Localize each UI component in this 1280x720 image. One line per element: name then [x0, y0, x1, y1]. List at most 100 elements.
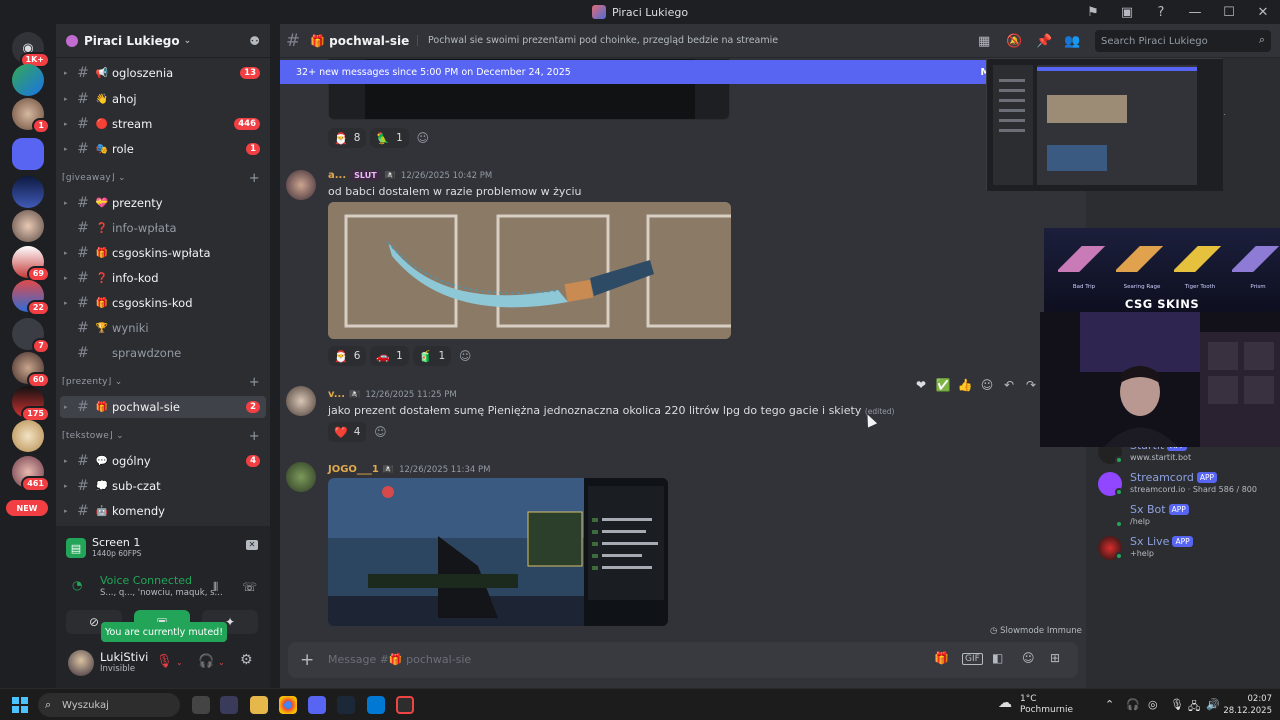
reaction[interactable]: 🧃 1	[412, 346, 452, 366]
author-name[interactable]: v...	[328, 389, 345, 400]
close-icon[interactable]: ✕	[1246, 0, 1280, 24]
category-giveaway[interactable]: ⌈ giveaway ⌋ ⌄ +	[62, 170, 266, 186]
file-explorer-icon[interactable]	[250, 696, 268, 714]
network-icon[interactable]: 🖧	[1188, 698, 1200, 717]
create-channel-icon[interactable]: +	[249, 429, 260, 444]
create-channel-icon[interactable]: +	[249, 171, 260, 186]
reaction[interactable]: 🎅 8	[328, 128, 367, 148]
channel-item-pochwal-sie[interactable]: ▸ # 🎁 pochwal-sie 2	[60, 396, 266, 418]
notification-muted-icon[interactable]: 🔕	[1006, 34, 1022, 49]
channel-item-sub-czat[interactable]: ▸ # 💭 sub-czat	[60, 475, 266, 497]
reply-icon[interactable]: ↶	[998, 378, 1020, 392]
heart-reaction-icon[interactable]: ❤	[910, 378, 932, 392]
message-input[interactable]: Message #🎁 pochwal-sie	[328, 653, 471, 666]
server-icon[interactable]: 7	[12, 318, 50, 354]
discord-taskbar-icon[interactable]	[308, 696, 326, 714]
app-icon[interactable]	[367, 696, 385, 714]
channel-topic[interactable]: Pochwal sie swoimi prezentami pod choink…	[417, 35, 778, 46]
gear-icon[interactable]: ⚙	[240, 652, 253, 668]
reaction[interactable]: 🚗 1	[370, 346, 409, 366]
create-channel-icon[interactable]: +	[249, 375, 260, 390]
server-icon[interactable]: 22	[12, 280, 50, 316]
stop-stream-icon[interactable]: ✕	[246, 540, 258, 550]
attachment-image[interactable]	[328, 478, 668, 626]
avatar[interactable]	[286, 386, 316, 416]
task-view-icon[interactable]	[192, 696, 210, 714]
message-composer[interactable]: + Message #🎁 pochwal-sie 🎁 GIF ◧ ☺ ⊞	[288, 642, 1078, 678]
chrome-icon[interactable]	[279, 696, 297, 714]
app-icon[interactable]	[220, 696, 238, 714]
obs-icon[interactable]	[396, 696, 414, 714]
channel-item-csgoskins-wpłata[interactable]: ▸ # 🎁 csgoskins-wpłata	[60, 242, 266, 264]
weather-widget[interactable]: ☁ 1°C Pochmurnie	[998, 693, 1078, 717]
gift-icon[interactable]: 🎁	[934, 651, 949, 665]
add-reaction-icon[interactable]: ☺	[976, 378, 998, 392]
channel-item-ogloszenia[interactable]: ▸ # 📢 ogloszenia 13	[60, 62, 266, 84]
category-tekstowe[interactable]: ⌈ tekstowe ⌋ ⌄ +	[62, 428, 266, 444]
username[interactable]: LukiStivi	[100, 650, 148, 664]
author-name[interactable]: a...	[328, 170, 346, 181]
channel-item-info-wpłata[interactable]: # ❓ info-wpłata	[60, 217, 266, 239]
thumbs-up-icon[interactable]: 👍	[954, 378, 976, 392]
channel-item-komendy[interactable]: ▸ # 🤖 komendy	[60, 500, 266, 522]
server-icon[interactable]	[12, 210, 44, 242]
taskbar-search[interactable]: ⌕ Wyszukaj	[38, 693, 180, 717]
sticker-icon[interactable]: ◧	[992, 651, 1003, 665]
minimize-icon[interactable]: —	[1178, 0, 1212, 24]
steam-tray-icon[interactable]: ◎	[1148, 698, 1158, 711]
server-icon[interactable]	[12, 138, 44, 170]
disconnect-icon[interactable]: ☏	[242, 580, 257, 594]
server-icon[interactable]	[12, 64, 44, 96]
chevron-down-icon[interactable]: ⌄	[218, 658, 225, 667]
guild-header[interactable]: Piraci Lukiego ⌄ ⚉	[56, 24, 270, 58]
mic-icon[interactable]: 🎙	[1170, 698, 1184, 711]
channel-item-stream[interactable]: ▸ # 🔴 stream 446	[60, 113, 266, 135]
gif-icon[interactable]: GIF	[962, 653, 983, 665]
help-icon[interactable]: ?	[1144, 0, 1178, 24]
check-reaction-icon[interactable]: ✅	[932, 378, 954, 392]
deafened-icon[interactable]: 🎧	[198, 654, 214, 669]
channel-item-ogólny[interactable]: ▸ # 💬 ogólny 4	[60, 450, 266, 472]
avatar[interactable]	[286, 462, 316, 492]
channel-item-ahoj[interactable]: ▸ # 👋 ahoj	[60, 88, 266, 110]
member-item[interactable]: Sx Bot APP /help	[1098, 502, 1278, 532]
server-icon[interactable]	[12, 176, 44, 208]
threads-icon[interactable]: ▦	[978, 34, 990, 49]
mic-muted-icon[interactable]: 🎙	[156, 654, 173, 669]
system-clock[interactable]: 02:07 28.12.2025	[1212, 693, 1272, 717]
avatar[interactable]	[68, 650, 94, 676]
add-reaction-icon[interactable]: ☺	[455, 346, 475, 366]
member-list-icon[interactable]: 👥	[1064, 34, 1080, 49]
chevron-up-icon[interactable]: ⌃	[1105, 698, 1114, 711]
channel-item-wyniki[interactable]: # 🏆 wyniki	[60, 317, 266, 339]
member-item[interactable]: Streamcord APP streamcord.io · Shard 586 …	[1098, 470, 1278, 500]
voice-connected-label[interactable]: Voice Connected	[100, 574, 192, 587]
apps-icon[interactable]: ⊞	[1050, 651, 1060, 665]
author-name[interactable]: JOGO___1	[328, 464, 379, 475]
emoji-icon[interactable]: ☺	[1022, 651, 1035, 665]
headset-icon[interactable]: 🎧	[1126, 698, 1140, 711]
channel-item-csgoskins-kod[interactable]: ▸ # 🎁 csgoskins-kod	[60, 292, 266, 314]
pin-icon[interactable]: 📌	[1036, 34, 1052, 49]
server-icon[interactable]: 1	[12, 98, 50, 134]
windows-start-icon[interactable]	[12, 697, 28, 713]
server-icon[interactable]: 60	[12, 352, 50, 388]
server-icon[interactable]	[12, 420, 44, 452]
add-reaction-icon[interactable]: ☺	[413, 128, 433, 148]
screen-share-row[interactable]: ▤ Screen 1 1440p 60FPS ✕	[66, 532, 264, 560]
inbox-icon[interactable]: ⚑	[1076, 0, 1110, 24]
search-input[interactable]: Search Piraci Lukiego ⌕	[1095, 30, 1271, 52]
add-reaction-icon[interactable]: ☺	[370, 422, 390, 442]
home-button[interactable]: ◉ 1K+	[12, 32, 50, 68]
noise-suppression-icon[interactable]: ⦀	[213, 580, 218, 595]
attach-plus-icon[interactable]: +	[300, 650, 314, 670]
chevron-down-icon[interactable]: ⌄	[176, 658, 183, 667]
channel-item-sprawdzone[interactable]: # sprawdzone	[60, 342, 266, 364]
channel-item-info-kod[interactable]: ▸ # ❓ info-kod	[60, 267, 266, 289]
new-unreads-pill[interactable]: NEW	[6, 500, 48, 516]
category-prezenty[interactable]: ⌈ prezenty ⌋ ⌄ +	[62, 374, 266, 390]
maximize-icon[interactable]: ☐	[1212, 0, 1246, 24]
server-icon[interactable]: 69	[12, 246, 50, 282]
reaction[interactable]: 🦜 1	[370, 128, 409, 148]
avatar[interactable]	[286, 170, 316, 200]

- - - - -

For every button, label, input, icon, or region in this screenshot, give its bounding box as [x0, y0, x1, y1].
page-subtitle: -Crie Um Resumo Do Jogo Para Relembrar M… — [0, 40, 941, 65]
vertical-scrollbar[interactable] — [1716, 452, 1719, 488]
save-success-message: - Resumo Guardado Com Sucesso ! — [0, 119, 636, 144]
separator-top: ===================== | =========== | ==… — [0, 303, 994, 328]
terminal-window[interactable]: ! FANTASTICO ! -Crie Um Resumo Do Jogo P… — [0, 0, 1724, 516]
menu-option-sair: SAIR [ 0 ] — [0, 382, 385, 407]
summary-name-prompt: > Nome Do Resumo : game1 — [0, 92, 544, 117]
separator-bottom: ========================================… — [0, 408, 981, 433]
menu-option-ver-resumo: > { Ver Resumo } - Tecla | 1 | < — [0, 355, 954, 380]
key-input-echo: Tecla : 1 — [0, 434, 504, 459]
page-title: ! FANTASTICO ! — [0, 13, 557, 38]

- - - - -

> [Consigne]: Dans la liste ci-dessus, transformez en liste JSON de chaînes, à raison d'une chaîne par ligne et sans les lignes vides, uniquement tout ce qui va de la ligne contenant « 346, 452, 366] » jusqu'à celle contenant « 696, 268, 714] », ces deux lignes comprises, s'il vous plaît.

> [Résultat]:
[
  "reaction[interactable]: 🧃 1\t[412, 346, 452, 366]",
  "author-name[interactable]: v...\t[328, 389, 345, 400]",
  "close-icon[interactable]: ✕\t[1246, 0, 1280, 24]",
  "category-giveaway[interactable]: ⌈ giveaway ⌋ ⌄ +\t[62, 170, 266, 186]",
  "file-explorer-icon[interactable]\t[250, 696, 268, 714]"
]